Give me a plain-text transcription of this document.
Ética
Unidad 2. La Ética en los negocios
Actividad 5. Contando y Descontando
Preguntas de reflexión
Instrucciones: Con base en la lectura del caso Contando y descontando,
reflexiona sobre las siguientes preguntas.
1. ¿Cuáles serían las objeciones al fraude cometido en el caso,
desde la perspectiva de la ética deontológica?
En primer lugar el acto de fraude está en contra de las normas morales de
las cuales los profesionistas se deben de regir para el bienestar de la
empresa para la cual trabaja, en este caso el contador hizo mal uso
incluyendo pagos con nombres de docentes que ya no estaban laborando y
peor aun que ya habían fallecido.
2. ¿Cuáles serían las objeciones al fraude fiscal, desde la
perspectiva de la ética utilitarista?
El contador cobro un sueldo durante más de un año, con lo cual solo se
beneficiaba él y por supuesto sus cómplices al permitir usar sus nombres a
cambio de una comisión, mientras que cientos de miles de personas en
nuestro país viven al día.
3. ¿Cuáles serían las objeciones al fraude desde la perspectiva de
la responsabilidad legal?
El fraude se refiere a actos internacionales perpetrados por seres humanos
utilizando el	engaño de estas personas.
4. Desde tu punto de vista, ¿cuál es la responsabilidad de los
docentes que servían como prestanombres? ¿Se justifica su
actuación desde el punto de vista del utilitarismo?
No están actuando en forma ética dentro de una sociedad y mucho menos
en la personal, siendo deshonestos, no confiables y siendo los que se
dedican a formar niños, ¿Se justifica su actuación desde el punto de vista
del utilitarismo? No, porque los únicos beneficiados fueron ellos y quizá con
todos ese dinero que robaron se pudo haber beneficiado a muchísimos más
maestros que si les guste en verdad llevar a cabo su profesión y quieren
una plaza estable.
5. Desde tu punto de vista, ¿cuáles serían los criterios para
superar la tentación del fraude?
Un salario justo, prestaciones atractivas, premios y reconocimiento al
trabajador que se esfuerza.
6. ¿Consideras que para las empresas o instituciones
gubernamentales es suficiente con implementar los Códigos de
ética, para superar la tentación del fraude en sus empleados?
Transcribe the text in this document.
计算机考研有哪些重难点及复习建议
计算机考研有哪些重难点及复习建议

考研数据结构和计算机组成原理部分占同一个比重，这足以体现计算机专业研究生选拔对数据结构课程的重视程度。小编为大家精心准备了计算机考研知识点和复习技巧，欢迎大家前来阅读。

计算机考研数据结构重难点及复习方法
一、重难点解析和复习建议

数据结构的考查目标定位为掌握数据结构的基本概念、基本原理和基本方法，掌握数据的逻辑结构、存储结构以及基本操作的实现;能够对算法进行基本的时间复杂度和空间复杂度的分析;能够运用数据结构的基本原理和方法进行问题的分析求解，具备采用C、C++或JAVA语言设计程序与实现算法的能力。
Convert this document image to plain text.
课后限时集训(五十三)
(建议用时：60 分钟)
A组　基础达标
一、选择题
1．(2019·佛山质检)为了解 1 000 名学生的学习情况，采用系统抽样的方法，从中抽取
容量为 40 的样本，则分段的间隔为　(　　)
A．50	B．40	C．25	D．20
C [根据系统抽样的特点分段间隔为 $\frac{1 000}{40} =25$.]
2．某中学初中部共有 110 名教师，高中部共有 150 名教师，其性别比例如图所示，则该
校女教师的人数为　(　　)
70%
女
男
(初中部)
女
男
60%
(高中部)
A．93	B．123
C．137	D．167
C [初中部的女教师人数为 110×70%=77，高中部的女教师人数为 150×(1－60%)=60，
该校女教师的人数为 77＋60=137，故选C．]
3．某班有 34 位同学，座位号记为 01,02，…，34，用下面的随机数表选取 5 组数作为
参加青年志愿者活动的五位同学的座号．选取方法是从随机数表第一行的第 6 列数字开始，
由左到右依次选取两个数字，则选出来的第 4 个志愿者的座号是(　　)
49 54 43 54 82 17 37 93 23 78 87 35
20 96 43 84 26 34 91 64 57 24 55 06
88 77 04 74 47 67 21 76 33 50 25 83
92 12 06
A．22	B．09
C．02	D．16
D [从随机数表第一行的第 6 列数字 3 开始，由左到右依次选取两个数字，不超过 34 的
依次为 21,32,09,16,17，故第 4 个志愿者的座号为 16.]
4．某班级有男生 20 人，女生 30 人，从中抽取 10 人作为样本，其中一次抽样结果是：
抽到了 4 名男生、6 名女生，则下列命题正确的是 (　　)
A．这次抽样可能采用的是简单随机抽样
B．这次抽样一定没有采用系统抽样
########
Output the listing above exactly as it appears.

▶ [EXERCISE RESPONSE]
Give me a plain-text transcription of this document.
Ética
Unidad 2. La Ética en los negocios
Actividad 5. Contando y Descontando
Preguntas de reflexión
Instrucciones: Con base en la lectura del caso Contando y descontando,
reflexiona sobre las siguientes preguntas.
1. ¿Cuáles serían las objeciones al fraude cometido en el caso,
desde la perspectiva de la ética deontológica?
En primer lugar el acto de fraude está en contra de las normas morales de
las cuales los profesionistas se deben de regir para el bienestar de la
empresa para la cual trabaja, en este caso el contador hizo mal uso
incluyendo pagos con nombres de docentes que ya no estaban laborando y
peor aun que ya habían fallecido.
2. ¿Cuáles serían las objeciones al fraude fiscal, desde la
perspectiva de la ética utilitarista?
El contador cobro un sueldo durante más de un año, con lo cual solo se
beneficiaba él y por supuesto sus cómplices al permitir usar sus nombres a
cambio de una comisión, mientras que cientos de miles de personas en
nuestro país viven al día.
3. ¿Cuáles serían las objeciones al fraude desde la perspectiva de
la responsabilidad legal?
El fraude se refiere a actos internacionales perpetrados por seres humanos
utilizando el	engaño de estas personas.
4. Desde tu punto de vista, ¿cuál es la responsabilidad de los
docentes que servían como prestanombres? ¿Se justifica su
actuación desde el punto de vista del utilitarismo?
No están actuando en forma ética dentro de una sociedad y mucho menos
en la personal, siendo deshonestos, no confiables y siendo los que se
dedican a formar niños, ¿Se justifica su actuación desde el punto de vista
del utilitarismo? No, porque los únicos beneficiados fueron ellos y quizá con
todos ese dinero que robaron se pudo haber beneficiado a muchísimos más
maestros que si les guste en verdad llevar a cabo su profesión y quieren
una plaza estable.
5. Desde tu punto de vista, ¿cuáles serían los criterios para
superar la tentación del fraude?
Un salario justo, prestaciones atractivas, premios y reconocimiento al
trabajador que se esfuerza.
6. ¿Consideras que para las empresas o instituciones
gubernamentales es suficiente con implementar los Códigos de
ética, para superar la tentación del fraude en sus empleados?
Transcribe the text in this document.
计算机考研有哪些重难点及复习建议
计算机考研有哪些重难点及复习建议

考研数据结构和计算机组成原理部分占同一个比重，这足以体现计算机专业研究生选拔对数据结构课程的重视程度。小编为大家精心准备了计算机考研知识点和复习技巧，欢迎大家前来阅读。

计算机考研数据结构重难点及复习方法
一、重难点解析和复习建议

数据结构的考查目标定位为掌握数据结构的基本概念、基本原理和基本方法，掌握数据的逻辑结构、存储结构以及基本操作的实现;能够对算法进行基本的时间复杂度和空间复杂度的分析;能够运用数据结构的基本原理和方法进行问题的分析求解，具备采用C、C++或JAVA语言设计程序与实现算法的能力。
Convert this document image to plain text.
课后限时集训(五十三)
(建议用时：60 分钟)
A组　基础达标
一、选择题
1．(2019·佛山质检)为了解 1 000 名学生的学习情况，采用系统抽样的方法，从中抽取
容量为 40 的样本，则分段的间隔为　(　　)
A．50	B．40	C．25	D．20
C [根据系统抽样的特点分段间隔为 $\frac{1 000}{40} =25$.]
2．某中学初中部共有 110 名教师，高中部共有 150 名教师，其性别比例如图所示，则该
校女教师的人数为　(　　)
70%
女
男
(初中部)
女
男
60%
(高中部)
A．93	B．123
C．137	D．167
C [初中部的女教师人数为 110×70%=77，高中部的女教师人数为 150×(1－60%)=60，
该校女教师的人数为 77＋60=137，故选C．]
3．某班有 34 位同学，座位号记为 01,02，…，34，用下面的随机数表选取 5 组数作为
参加青年志愿者活动的五位同学的座号．选取方法是从随机数表第一行的第 6 列数字开始，
由左到右依次选取两个数字，则选出来的第 4 个志愿者的座号是(　　)
49 54 43 54 82 17 37 93 23 78 87 35
20 96 43 84 26 34 91 64 57 24 55 06
88 77 04 74 47 67 21 76 33 50 25 83
92 12 06
A．22	B．09
C．02	D．16
D [从随机数表第一行的第 6 列数字 3 开始，由左到右依次选取两个数字，不超过 34 的
依次为 21,32,09,16,17，故第 4 个志愿者的座号为 16.]
4．某班级有男生 20 人，女生 30 人，从中抽取 10 人作为样本，其中一次抽样结果是：
抽到了 4 名男生、6 名女生，则下列命题正确的是 (　　)
A．这次抽样可能采用的是简单随机抽样
B．这次抽样一定没有采用系统抽样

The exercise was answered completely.